* _Do this_
Copy the records below, putting "token" wherever "code-token" appears and leaving everything else unchanged.
--- --- ---
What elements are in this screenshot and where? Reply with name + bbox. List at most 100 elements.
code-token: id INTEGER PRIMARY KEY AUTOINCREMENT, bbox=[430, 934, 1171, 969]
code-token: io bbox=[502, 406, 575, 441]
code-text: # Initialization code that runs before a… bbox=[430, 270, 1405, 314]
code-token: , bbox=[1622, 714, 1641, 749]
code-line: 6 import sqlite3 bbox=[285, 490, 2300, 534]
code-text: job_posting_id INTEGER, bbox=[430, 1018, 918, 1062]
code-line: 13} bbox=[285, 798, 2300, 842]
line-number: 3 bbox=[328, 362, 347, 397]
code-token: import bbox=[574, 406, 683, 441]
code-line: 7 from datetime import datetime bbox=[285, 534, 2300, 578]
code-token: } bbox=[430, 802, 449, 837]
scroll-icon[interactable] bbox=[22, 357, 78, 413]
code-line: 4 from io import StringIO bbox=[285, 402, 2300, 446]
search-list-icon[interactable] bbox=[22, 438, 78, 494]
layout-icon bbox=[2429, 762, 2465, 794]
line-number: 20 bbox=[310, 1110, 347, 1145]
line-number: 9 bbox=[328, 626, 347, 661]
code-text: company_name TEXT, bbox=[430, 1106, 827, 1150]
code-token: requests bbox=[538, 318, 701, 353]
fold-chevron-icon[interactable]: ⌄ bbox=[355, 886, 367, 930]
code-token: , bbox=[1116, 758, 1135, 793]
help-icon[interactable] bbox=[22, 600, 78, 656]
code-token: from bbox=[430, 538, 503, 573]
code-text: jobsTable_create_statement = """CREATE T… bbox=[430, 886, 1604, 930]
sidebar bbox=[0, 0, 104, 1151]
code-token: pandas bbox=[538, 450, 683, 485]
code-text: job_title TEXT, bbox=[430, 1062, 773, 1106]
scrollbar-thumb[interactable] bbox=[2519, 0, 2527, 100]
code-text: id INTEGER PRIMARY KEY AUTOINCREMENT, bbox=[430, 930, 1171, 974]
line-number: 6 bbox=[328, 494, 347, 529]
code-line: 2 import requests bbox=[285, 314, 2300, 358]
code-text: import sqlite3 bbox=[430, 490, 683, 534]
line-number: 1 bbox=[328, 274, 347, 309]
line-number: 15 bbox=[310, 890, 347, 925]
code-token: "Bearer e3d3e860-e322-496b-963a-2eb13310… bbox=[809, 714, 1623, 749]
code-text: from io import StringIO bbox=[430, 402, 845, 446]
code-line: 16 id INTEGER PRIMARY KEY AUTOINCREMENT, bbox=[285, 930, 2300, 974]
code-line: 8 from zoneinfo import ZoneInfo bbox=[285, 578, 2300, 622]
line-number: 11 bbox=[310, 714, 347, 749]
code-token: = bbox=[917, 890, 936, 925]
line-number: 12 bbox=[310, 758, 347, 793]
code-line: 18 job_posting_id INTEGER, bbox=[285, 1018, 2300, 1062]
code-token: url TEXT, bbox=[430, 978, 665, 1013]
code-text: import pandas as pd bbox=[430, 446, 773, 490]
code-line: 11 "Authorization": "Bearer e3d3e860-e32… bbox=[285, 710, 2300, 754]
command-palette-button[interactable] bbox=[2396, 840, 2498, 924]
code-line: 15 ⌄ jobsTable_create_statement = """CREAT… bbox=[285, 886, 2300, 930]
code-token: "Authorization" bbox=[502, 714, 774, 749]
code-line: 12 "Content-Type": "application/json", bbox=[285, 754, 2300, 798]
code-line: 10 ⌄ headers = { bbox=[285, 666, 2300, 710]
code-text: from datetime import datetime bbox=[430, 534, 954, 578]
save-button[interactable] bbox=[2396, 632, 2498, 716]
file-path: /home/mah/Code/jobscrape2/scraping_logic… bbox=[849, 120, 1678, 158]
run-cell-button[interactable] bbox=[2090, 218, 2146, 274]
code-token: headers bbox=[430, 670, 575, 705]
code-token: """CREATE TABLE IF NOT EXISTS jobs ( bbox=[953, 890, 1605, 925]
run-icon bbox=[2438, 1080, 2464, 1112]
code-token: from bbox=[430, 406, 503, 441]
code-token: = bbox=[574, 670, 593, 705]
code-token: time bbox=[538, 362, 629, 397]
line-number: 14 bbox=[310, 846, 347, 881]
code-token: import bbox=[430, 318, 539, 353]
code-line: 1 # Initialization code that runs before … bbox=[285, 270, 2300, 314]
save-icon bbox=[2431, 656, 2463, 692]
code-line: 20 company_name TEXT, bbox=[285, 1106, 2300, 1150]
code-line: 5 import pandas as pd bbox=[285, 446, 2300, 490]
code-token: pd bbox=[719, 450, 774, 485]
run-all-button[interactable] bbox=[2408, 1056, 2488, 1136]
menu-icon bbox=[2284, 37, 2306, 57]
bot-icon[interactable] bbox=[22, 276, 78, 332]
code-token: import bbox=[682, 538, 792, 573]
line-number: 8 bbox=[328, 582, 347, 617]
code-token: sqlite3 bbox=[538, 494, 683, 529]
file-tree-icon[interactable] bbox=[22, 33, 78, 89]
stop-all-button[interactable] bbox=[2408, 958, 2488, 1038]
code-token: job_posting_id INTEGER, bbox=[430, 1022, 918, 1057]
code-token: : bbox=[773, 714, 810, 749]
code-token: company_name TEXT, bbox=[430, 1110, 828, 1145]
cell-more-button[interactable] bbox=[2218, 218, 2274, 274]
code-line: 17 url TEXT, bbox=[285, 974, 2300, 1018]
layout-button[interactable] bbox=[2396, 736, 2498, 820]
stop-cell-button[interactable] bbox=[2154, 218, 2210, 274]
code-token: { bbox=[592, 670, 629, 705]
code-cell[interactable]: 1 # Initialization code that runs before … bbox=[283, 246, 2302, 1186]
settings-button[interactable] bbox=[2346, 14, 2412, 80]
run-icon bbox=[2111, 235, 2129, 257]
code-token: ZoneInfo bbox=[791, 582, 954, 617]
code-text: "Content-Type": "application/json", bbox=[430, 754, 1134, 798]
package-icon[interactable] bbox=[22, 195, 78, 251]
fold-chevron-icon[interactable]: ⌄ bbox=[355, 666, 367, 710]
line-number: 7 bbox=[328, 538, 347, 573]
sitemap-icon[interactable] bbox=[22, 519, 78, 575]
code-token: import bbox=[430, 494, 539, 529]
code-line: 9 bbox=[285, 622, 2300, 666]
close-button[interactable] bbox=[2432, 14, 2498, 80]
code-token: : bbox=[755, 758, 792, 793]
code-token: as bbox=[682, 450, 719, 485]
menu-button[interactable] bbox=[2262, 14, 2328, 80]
--- --- ---
* _Written response_
What elements are in this screenshot and where? Reply with name + bbox. List at most 100 elements.
token: id INTEGER PRIMARY KEY AUTOINCREMENT, bbox=[430, 934, 1171, 969]
token: io bbox=[502, 406, 575, 441]
code-text: # Initialization code that runs before a… bbox=[430, 270, 1405, 314]
token: , bbox=[1622, 714, 1641, 749]
code-line: 6 import sqlite3 bbox=[285, 490, 2300, 534]
code-text: job_posting_id INTEGER, bbox=[430, 1018, 918, 1062]
code-line: 13} bbox=[285, 798, 2300, 842]
line-number: 3 bbox=[328, 362, 347, 397]
token: import bbox=[574, 406, 683, 441]
code-line: 7 from datetime import datetime bbox=[285, 534, 2300, 578]
token: } bbox=[430, 802, 449, 837]
scroll-icon[interactable] bbox=[22, 357, 78, 413]
code-line: 4 from io import StringIO bbox=[285, 402, 2300, 446]
search-list-icon[interactable] bbox=[22, 438, 78, 494]
layout-icon bbox=[2429, 762, 2465, 794]
line-number: 20 bbox=[310, 1110, 347, 1145]
line-number: 9 bbox=[328, 626, 347, 661]
code-text: company_name TEXT, bbox=[430, 1106, 827, 1150]
token: requests bbox=[538, 318, 701, 353]
fold-chevron-icon[interactable]: ⌄ bbox=[355, 886, 367, 930]
token: , bbox=[1116, 758, 1135, 793]
help-icon[interactable] bbox=[22, 600, 78, 656]
token: from bbox=[430, 538, 503, 573]
code-text: jobsTable_create_statement = """CREATE T… bbox=[430, 886, 1604, 930]
sidebar bbox=[0, 0, 104, 1151]
token: pandas bbox=[538, 450, 683, 485]
code-text: job_title TEXT, bbox=[430, 1062, 773, 1106]
scrollbar-thumb[interactable] bbox=[2519, 0, 2527, 100]
code-text: id INTEGER PRIMARY KEY AUTOINCREMENT, bbox=[430, 930, 1171, 974]
line-number: 6 bbox=[328, 494, 347, 529]
code-line: 2 import requests bbox=[285, 314, 2300, 358]
code-text: import sqlite3 bbox=[430, 490, 683, 534]
line-number: 1 bbox=[328, 274, 347, 309]
line-number: 15 bbox=[310, 890, 347, 925]
token: "Bearer e3d3e860-e322-496b-963a-2eb13310… bbox=[809, 714, 1623, 749]
code-text: from io import StringIO bbox=[430, 402, 845, 446]
code-line: 16 id INTEGER PRIMARY KEY AUTOINCREMENT, bbox=[285, 930, 2300, 974]
code-line: 8 from zoneinfo import ZoneInfo bbox=[285, 578, 2300, 622]
line-number: 11 bbox=[310, 714, 347, 749]
token: = bbox=[917, 890, 936, 925]
line-number: 12 bbox=[310, 758, 347, 793]
code-line: 18 job_posting_id INTEGER, bbox=[285, 1018, 2300, 1062]
token: url TEXT, bbox=[430, 978, 665, 1013]
code-text: import pandas as pd bbox=[430, 446, 773, 490]
code-line: 11 "Authorization": "Bearer e3d3e860-e32… bbox=[285, 710, 2300, 754]
command-palette-button[interactable] bbox=[2396, 840, 2498, 924]
code-line: 15 ⌄ jobsTable_create_statement = """CREAT… bbox=[285, 886, 2300, 930]
token: "Authorization" bbox=[502, 714, 774, 749]
code-line: 12 "Content-Type": "application/json", bbox=[285, 754, 2300, 798]
code-line: 10 ⌄ headers = { bbox=[285, 666, 2300, 710]
code-text: from datetime import datetime bbox=[430, 534, 954, 578]
save-button[interactable] bbox=[2396, 632, 2498, 716]
file-path: /home/mah/Code/jobscrape2/scraping_logic… bbox=[849, 120, 1678, 158]
run-cell-button[interactable] bbox=[2090, 218, 2146, 274]
token: headers bbox=[430, 670, 575, 705]
token: """CREATE TABLE IF NOT EXISTS jobs ( bbox=[953, 890, 1605, 925]
run-icon bbox=[2438, 1080, 2464, 1112]
token: from bbox=[430, 406, 503, 441]
token: = bbox=[574, 670, 593, 705]
token: time bbox=[538, 362, 629, 397]
line-number: 14 bbox=[310, 846, 347, 881]
token: import bbox=[430, 318, 539, 353]
code-line: 1 # Initialization code that runs before … bbox=[285, 270, 2300, 314]
save-icon bbox=[2431, 656, 2463, 692]
code-line: 20 company_name TEXT, bbox=[285, 1106, 2300, 1150]
code-line: 5 import pandas as pd bbox=[285, 446, 2300, 490]
token: pd bbox=[719, 450, 774, 485]
run-all-button[interactable] bbox=[2408, 1056, 2488, 1136]
menu-icon bbox=[2284, 37, 2306, 57]
bot-icon[interactable] bbox=[22, 276, 78, 332]
token: import bbox=[682, 538, 792, 573]
line-number: 8 bbox=[328, 582, 347, 617]
token: sqlite3 bbox=[538, 494, 683, 529]
file-tree-icon[interactable] bbox=[22, 33, 78, 89]
stop-all-button[interactable] bbox=[2408, 958, 2488, 1038]
token: job_posting_id INTEGER, bbox=[430, 1022, 918, 1057]
token: : bbox=[773, 714, 810, 749]
token: company_name TEXT, bbox=[430, 1110, 828, 1145]
cell-more-button[interactable] bbox=[2218, 218, 2274, 274]
code-line: 17 url TEXT, bbox=[285, 974, 2300, 1018]
layout-button[interactable] bbox=[2396, 736, 2498, 820]
stop-cell-button[interactable] bbox=[2154, 218, 2210, 274]
token: { bbox=[592, 670, 629, 705]
code-cell[interactable]: 1 # Initialization code that runs before … bbox=[283, 246, 2302, 1186]
settings-button[interactable] bbox=[2346, 14, 2412, 80]
run-icon bbox=[2111, 235, 2129, 257]
token: ZoneInfo bbox=[791, 582, 954, 617]
code-text: "Content-Type": "application/json", bbox=[430, 754, 1134, 798]
package-icon[interactable] bbox=[22, 195, 78, 251]
fold-chevron-icon[interactable]: ⌄ bbox=[355, 666, 367, 710]
line-number: 7 bbox=[328, 538, 347, 573]
sitemap-icon[interactable] bbox=[22, 519, 78, 575]
token: import bbox=[430, 494, 539, 529]
code-line: 9 bbox=[285, 622, 2300, 666]
close-button[interactable] bbox=[2432, 14, 2498, 80]
token: : bbox=[755, 758, 792, 793]
token: as bbox=[682, 450, 719, 485]
menu-button[interactable] bbox=[2262, 14, 2328, 80]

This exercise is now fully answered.